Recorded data
-- Begin --

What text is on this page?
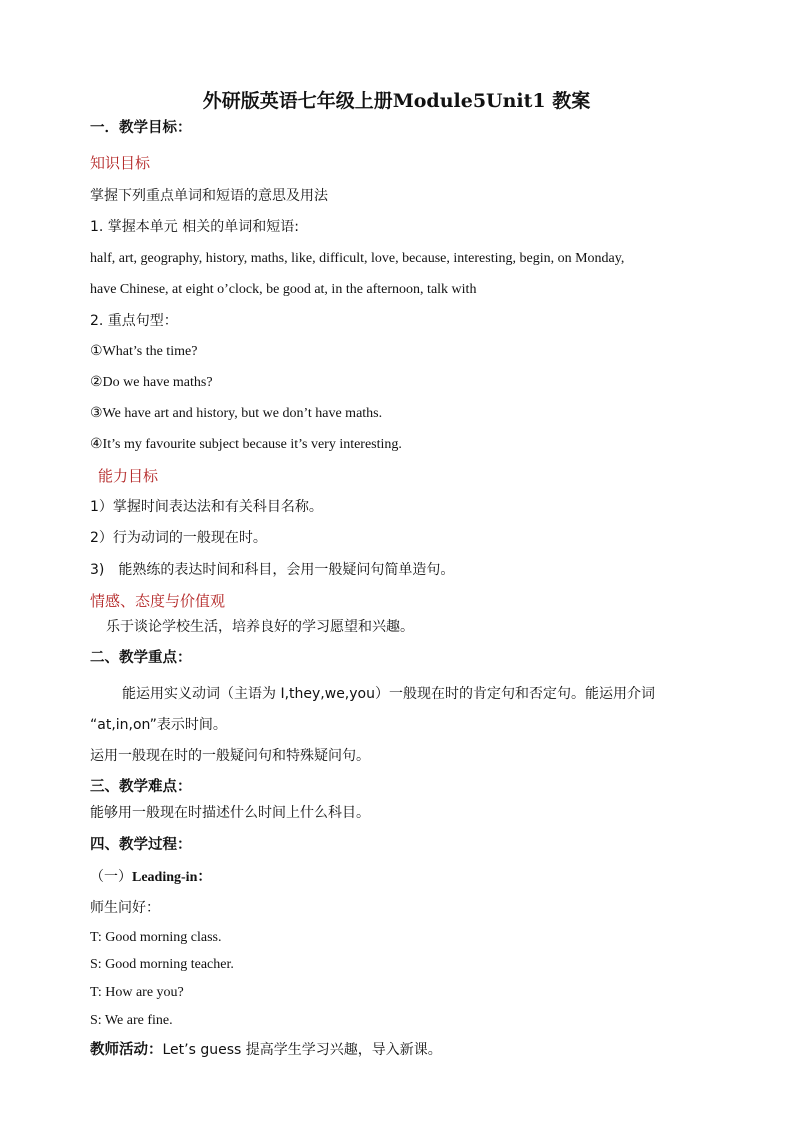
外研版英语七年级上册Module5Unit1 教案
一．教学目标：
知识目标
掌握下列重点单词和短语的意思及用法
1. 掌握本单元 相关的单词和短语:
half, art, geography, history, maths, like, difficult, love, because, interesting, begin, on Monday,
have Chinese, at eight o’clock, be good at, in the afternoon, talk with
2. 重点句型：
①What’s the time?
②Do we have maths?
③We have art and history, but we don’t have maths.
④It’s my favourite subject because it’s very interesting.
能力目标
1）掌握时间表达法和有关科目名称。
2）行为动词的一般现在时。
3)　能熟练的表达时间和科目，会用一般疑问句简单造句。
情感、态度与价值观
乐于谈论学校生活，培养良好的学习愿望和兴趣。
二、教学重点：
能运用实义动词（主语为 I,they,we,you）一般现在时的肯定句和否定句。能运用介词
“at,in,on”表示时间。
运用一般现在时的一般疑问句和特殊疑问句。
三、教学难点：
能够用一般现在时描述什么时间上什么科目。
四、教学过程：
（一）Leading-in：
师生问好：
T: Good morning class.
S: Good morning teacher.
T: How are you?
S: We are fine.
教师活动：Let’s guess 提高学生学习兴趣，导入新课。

-- End --
-- Begin --

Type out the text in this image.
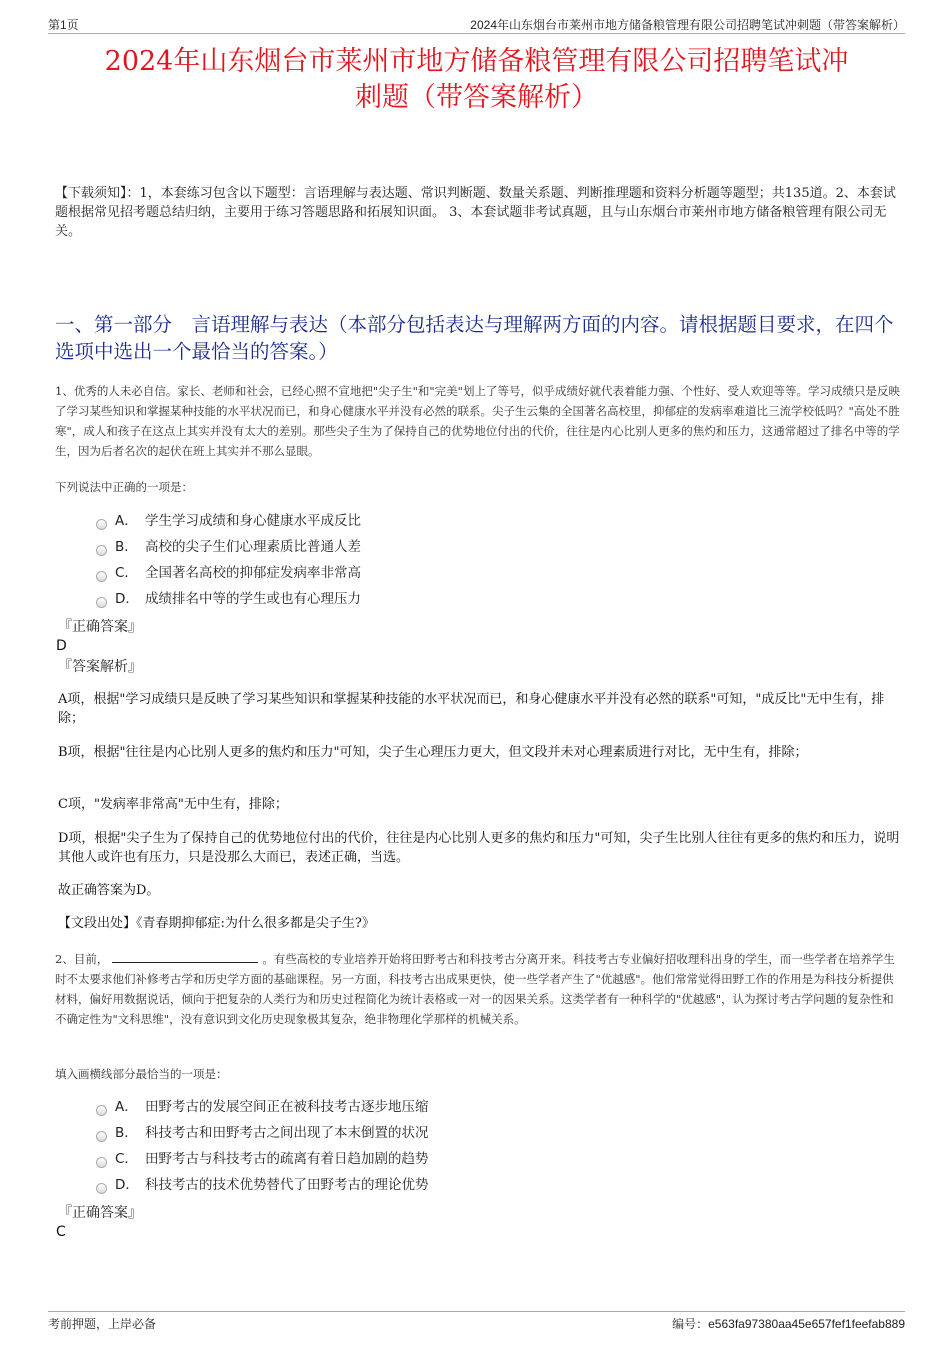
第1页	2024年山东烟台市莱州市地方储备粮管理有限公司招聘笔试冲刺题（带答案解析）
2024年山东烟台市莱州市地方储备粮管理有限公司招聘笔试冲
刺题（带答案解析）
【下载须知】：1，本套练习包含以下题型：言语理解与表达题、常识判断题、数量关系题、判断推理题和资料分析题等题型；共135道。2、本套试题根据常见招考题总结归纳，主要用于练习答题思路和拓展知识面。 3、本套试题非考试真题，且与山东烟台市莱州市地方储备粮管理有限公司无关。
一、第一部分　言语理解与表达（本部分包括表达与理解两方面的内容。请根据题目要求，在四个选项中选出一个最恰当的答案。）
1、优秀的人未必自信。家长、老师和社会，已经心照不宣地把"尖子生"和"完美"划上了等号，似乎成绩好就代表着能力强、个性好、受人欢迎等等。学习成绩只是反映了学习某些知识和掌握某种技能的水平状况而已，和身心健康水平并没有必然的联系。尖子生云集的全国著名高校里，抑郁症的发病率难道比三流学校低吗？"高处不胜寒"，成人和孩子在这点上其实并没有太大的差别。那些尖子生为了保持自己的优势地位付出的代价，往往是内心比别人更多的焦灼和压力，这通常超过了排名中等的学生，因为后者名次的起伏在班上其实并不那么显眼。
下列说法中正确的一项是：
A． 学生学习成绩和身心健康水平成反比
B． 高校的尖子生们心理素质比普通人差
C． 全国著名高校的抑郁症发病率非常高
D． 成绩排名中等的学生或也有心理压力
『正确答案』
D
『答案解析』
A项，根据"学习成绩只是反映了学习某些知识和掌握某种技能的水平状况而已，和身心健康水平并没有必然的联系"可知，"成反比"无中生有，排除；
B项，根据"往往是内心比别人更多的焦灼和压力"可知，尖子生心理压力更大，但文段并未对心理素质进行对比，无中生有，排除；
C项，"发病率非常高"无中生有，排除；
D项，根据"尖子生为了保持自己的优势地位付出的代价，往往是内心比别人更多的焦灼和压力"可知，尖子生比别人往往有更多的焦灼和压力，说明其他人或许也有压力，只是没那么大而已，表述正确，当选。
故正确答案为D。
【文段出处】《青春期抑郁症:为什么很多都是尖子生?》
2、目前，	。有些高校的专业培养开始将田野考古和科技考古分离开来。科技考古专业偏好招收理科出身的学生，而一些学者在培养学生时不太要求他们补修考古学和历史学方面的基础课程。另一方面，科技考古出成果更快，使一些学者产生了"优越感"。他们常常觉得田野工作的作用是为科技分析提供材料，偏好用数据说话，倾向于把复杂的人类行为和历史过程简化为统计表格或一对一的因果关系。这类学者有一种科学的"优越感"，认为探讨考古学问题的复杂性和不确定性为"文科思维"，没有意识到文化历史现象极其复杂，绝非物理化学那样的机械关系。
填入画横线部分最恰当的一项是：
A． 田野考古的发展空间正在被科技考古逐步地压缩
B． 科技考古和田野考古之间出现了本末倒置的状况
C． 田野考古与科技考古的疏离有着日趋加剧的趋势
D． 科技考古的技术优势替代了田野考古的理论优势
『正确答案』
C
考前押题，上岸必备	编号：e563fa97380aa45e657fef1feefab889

-- End --

■ **Problem**
Give the number of lines above in which the word "because" occurs, with nothing else.

■ **Expected output**
2